** Exercise goal **
Could you rewrite the passage on the S.2 campaign finance bill, between "S.2 received strong" and "the 1987 filibuster.", inclusive, swapping "strong support" for "broad support"?

** Page extract **
__________________________________________________

Second, S.2 would limit the growing dependence on PAC dollars by establishing an overall limit on the amount of PAC contributions a candidate may accept. For House candidates, the limit is $100,000; the Senate limits are based on the population of each state. If the S.2 limits had been in effect in 1986, PAC contributions to Senate candidates would have been cut by two-thirds-from $45 million to $16 million.

S.2 received strong support within Congress. Fifty-two Senators co-sponsored the bill-the first time since Watergate that a Senate majority has gone on record in support of a comprehensive reform bill. But Senate action on S.2 was blocked during the 1987 filibuster.

S.2 moved to the Senate floor in June 1987, and Majority Leader Byrd tried a record seven times to limit debate. While fifty-five Senators were willing, invoking cloture requires the support of sixty Senators-and the debate droned on.

The Senate returned to S.2 in February 1988 and again the obstructionist minority turned to a filibuster. Sen. Byrd scheduled round-the-clock sessions in an effort to break the filibuster and took an eighth cloture vote. But the minority prevailed once again. And S.2 was set aside.

During debate on S.2, opponents raised a number of false claims. “It will cost hundreds of millions,” they argued. In reality, if both candidates in a Senate race agreed to spending limits, no direct public funds would be provided.

__________________________________________________

** Provided records **
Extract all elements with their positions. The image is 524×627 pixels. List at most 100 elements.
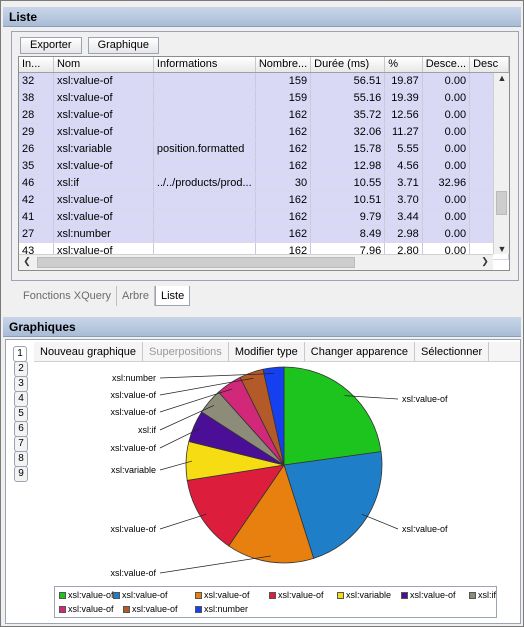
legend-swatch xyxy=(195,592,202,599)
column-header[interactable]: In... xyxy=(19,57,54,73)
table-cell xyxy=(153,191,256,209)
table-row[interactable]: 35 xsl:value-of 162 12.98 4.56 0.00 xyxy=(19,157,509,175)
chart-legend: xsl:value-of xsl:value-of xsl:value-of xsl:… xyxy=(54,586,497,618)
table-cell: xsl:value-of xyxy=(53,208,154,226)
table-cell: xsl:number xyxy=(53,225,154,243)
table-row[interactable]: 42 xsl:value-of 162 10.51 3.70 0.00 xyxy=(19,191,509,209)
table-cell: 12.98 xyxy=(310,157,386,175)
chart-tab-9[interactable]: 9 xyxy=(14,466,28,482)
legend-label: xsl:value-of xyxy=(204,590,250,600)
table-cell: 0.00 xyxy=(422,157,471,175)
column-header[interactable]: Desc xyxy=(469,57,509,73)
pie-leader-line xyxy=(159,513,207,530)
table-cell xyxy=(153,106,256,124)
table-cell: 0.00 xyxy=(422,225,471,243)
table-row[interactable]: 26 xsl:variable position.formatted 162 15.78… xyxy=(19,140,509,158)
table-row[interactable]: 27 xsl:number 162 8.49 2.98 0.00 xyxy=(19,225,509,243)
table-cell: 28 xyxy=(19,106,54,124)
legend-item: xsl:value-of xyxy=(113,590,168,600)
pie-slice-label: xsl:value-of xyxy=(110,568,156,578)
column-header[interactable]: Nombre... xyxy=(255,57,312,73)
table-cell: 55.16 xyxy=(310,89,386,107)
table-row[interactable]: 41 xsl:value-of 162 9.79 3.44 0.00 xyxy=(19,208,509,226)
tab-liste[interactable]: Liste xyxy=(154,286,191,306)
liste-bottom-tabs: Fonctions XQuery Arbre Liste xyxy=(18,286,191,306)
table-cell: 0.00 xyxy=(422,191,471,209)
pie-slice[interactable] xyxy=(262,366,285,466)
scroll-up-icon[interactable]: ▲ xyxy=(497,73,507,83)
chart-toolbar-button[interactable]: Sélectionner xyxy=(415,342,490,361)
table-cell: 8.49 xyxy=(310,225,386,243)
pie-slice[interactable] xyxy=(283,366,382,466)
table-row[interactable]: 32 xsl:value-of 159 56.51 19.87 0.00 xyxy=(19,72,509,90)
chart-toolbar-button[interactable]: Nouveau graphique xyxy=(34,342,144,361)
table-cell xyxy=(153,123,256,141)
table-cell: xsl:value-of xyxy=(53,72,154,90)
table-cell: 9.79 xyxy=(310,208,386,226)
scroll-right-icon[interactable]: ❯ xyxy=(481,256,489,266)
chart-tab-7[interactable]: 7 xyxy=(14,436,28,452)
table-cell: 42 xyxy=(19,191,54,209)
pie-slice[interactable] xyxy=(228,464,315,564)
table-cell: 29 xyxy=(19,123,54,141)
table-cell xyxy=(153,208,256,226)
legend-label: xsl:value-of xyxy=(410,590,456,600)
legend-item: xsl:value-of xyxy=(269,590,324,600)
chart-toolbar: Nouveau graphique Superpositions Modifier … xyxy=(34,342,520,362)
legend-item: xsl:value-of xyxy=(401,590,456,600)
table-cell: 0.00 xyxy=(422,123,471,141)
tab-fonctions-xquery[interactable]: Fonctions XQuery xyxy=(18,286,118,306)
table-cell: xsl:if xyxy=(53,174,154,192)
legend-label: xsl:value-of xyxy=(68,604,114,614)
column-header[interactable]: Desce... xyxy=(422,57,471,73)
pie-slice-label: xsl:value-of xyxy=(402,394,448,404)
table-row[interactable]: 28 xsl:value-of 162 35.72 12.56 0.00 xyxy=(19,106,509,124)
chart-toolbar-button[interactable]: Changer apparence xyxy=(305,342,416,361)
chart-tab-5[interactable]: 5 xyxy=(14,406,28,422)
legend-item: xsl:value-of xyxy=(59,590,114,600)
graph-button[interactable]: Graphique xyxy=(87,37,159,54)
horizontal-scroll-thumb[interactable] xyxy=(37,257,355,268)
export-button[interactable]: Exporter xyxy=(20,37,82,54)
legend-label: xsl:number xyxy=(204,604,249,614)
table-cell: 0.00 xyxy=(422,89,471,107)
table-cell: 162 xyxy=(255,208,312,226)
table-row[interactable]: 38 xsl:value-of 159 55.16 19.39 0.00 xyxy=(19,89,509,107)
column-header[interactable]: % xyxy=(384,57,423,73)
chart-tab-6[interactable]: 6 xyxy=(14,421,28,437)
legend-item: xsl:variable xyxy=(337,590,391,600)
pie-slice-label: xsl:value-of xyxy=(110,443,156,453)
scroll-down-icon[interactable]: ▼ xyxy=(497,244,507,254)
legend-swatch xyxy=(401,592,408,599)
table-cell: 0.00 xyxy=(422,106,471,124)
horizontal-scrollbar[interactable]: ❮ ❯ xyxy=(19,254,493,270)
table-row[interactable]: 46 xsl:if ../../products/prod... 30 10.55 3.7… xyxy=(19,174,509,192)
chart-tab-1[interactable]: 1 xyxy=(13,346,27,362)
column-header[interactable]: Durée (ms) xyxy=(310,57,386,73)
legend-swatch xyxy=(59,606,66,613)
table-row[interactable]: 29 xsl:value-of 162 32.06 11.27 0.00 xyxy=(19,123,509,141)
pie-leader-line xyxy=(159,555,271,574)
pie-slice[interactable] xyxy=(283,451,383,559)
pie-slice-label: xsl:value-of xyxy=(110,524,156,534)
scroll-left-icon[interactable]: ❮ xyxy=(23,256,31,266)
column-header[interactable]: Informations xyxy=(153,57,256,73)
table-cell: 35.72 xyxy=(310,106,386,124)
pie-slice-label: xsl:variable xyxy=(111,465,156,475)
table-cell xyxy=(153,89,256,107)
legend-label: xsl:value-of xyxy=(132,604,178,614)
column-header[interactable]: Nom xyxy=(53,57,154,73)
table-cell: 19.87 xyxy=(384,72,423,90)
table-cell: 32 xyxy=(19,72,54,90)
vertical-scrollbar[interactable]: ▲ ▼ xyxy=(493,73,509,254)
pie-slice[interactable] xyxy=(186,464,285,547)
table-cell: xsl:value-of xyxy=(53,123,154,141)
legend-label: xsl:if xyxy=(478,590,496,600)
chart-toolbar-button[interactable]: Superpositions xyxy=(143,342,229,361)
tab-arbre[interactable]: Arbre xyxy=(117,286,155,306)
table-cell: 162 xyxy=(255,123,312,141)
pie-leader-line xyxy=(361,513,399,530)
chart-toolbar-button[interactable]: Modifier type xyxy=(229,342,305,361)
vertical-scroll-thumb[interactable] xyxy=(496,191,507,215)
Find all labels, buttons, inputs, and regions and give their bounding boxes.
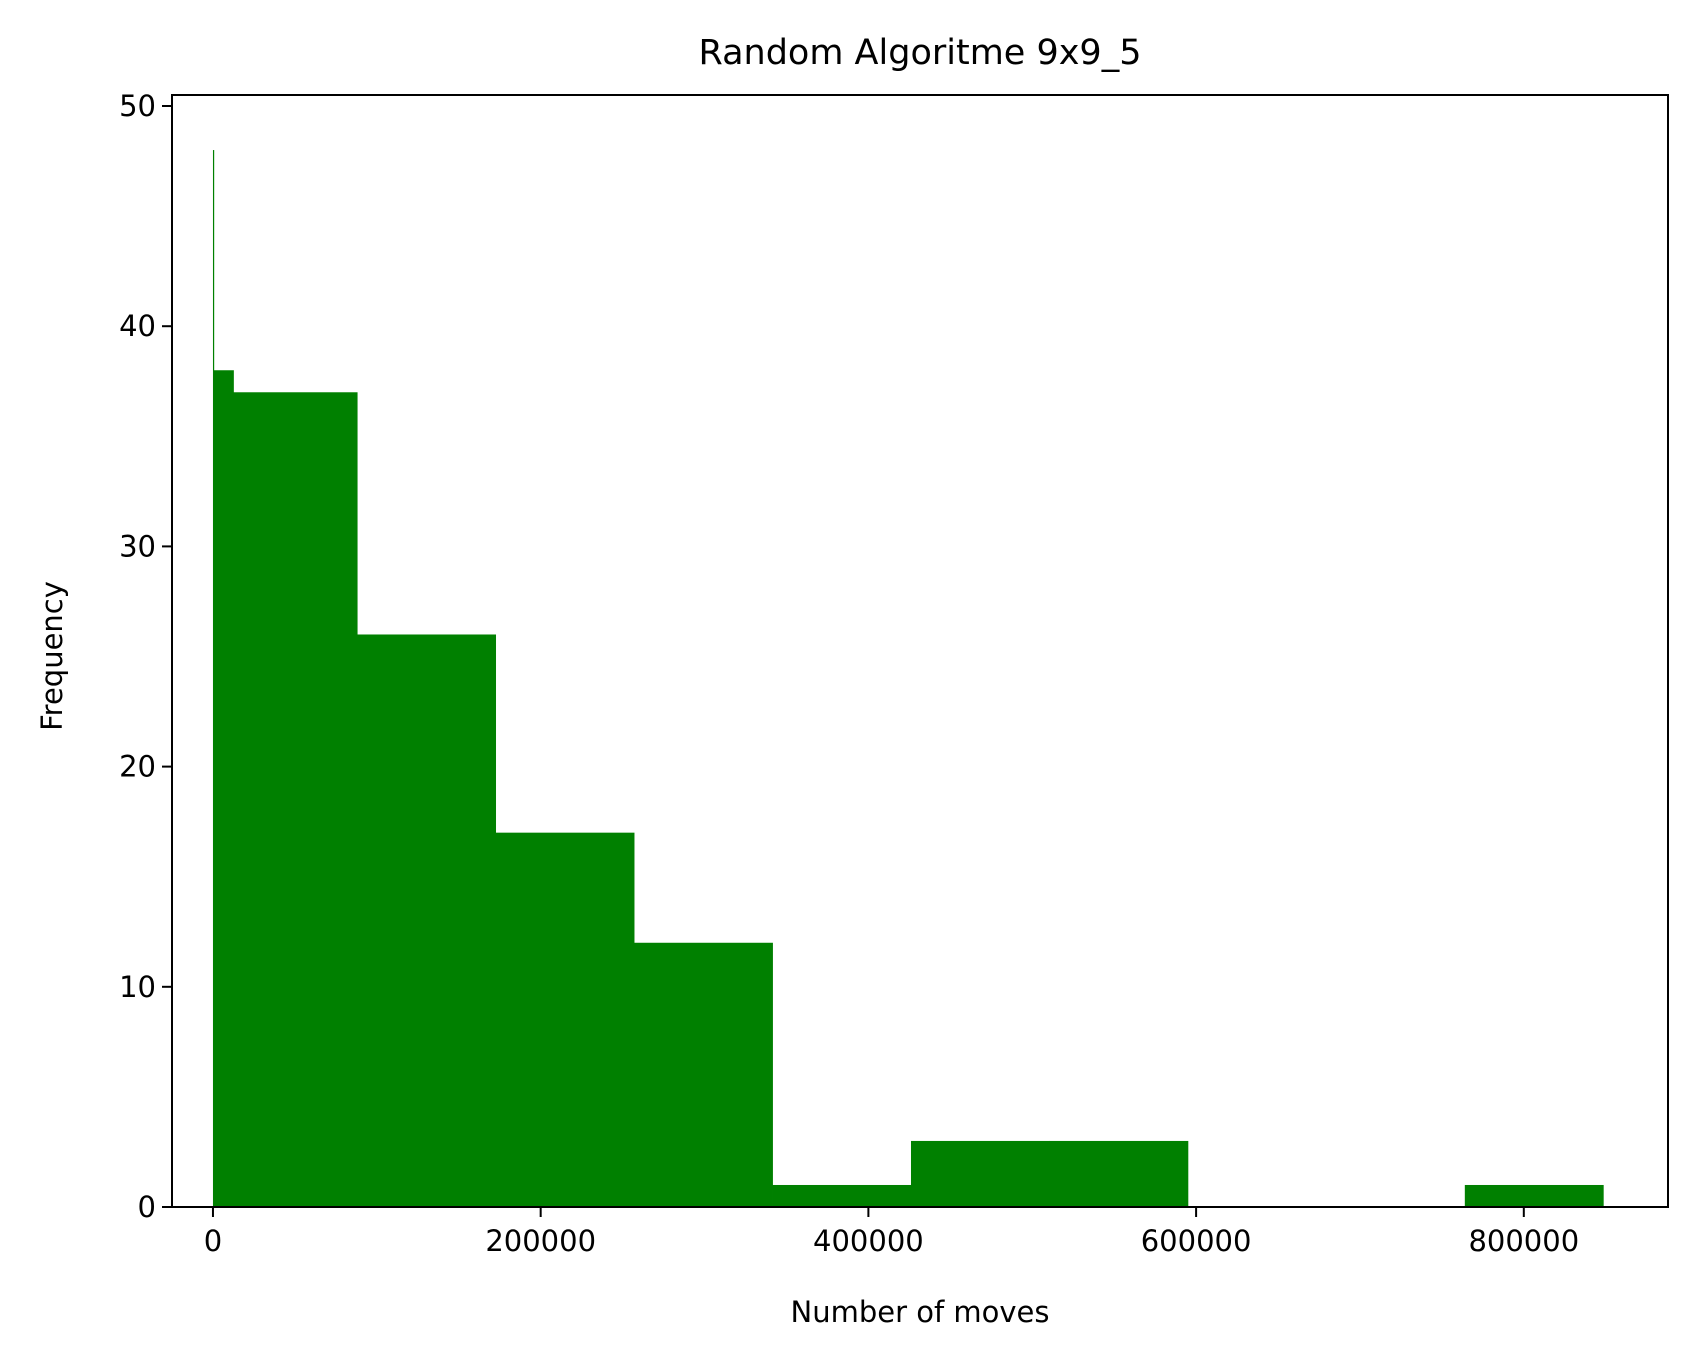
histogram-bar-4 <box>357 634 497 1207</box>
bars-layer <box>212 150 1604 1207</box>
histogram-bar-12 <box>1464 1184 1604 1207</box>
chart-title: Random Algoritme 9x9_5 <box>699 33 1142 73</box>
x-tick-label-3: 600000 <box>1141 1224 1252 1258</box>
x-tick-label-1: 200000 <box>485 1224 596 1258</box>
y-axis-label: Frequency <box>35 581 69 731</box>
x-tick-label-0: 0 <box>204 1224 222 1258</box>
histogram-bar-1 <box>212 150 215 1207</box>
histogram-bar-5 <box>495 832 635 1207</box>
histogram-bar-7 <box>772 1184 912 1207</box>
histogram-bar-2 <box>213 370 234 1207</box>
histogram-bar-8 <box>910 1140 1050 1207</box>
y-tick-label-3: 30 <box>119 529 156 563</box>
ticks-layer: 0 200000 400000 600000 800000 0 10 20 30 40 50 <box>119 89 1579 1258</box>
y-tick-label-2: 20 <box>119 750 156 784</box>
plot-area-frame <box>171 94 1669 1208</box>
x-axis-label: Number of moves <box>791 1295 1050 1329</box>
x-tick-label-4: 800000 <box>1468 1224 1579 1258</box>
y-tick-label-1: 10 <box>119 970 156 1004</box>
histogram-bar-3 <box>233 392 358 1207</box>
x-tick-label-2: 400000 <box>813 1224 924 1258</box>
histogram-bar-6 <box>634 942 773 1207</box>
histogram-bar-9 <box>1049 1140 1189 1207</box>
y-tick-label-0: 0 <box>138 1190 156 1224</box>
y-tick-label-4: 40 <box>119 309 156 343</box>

__________________________________________________

** Right answer **
S.2 received broad support within Congress. Fifty-two Senators co-sponsored the bill-the first time since Watergate that a Senate majority has gone on record in support of a comprehensive reform bill. But Senate action on S.2 was blocked during the 1987 filibuster.